__Records for the exercise__:
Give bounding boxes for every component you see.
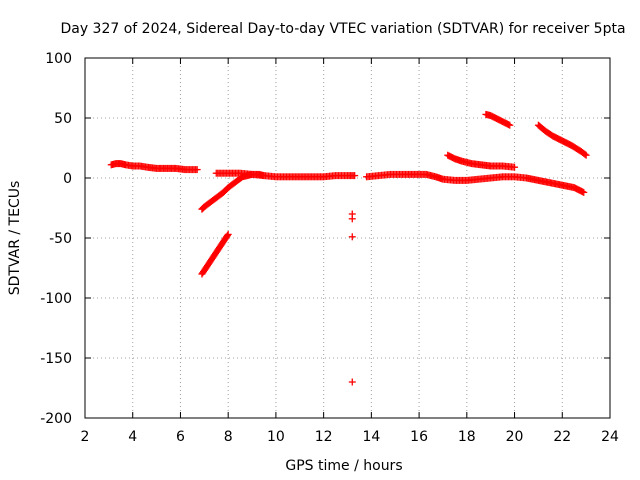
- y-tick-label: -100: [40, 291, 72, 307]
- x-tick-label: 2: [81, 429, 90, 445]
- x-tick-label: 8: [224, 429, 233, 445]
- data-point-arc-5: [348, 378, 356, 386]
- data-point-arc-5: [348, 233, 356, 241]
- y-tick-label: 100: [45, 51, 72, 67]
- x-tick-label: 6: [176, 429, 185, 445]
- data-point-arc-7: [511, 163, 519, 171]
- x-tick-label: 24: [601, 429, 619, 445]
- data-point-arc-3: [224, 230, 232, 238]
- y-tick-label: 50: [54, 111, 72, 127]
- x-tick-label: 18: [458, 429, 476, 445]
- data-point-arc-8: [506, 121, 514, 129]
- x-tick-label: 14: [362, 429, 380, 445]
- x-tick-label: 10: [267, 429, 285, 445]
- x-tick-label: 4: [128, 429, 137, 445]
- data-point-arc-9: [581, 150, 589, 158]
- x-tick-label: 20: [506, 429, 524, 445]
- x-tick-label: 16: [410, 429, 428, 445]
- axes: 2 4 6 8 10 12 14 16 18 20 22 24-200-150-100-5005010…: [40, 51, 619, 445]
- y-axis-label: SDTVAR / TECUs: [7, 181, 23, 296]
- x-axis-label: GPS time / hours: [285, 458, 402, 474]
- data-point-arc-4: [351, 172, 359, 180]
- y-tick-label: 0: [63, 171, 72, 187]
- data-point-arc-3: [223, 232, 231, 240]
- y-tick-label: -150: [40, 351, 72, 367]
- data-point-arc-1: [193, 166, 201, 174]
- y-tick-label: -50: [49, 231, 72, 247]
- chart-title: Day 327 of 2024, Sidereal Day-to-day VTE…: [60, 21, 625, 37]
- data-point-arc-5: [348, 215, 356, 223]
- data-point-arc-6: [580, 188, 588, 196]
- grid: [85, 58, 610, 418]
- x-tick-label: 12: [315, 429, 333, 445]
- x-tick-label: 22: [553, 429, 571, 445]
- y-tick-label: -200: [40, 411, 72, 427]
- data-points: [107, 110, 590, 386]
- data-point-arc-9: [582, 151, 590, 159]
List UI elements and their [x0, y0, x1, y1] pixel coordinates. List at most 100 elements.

__Exercise details__:
Please rewrite all of the material above with "GPS time / hours" renamed to "GPS time (hours)" and everything else unchanged. Leave the pictures out of your answer.

__Finished exercise__:
Give bounding boxes for every component you see.
- y-tick-label: -100: [40, 291, 72, 307]
- x-tick-label: 2: [81, 429, 90, 445]
- x-tick-label: 8: [224, 429, 233, 445]
- data-point-arc-5: [348, 378, 356, 386]
- data-point-arc-5: [348, 233, 356, 241]
- y-tick-label: 100: [45, 51, 72, 67]
- x-tick-label: 6: [176, 429, 185, 445]
- data-point-arc-7: [511, 163, 519, 171]
- x-tick-label: 24: [601, 429, 619, 445]
- data-point-arc-3: [224, 230, 232, 238]
- y-tick-label: 50: [54, 111, 72, 127]
- x-tick-label: 18: [458, 429, 476, 445]
- data-point-arc-8: [506, 121, 514, 129]
- x-tick-label: 14: [362, 429, 380, 445]
- x-tick-label: 10: [267, 429, 285, 445]
- x-tick-label: 4: [128, 429, 137, 445]
- data-point-arc-9: [581, 150, 589, 158]
- x-tick-label: 20: [506, 429, 524, 445]
- x-tick-label: 16: [410, 429, 428, 445]
- axes: 2 4 6 8 10 12 14 16 18 20 22 24-200-150-100-5005010…: [40, 51, 619, 445]
- y-axis-label: SDTVAR / TECUs: [7, 181, 23, 296]
- x-axis-label: GPS time (hours): [285, 458, 402, 474]
- data-point-arc-4: [351, 172, 359, 180]
- y-tick-label: 0: [63, 171, 72, 187]
- data-point-arc-3: [223, 232, 231, 240]
- y-tick-label: -150: [40, 351, 72, 367]
- data-point-arc-1: [193, 166, 201, 174]
- y-tick-label: -50: [49, 231, 72, 247]
- chart-title: Day 327 of 2024, Sidereal Day-to-day VTE…: [60, 21, 625, 37]
- data-point-arc-5: [348, 215, 356, 223]
- data-point-arc-6: [580, 188, 588, 196]
- grid: [85, 58, 610, 418]
- x-tick-label: 12: [315, 429, 333, 445]
- x-tick-label: 22: [553, 429, 571, 445]
- y-tick-label: -200: [40, 411, 72, 427]
- data-points: [107, 110, 590, 386]
- data-point-arc-9: [582, 151, 590, 159]
List UI elements and their [x0, y0, x1, y1] pixel coordinates. List at most 100 elements.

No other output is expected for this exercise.